Stored data:
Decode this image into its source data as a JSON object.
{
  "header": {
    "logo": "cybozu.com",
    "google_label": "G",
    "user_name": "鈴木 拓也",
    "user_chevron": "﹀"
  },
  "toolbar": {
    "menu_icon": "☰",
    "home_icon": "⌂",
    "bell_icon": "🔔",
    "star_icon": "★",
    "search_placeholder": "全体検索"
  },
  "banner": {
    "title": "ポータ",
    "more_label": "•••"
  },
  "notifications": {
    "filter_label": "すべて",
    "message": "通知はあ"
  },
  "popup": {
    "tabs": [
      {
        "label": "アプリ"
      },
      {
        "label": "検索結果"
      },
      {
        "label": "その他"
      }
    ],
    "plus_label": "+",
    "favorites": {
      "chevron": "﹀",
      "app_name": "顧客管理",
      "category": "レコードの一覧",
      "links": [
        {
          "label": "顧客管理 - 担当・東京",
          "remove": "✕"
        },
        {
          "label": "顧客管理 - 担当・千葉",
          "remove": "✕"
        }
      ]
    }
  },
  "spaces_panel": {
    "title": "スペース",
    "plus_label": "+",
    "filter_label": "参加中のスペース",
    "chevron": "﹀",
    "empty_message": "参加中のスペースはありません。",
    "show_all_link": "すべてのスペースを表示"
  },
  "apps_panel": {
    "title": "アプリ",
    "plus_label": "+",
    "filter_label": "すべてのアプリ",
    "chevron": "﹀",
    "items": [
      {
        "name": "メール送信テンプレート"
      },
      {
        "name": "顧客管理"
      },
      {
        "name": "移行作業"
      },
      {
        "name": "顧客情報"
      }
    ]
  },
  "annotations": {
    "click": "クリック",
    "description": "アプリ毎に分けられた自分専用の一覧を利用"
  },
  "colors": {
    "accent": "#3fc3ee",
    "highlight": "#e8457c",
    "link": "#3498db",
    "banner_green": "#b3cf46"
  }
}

◆ **What this task involves**
Pull out every line of the records above that contains the word "顧客管理".

◆ **The result**
      "app_name": "顧客管理",
          "label": "顧客管理 - 担当・東京",
          "label": "顧客管理 - 担当・千葉",
        "name": "顧客管理"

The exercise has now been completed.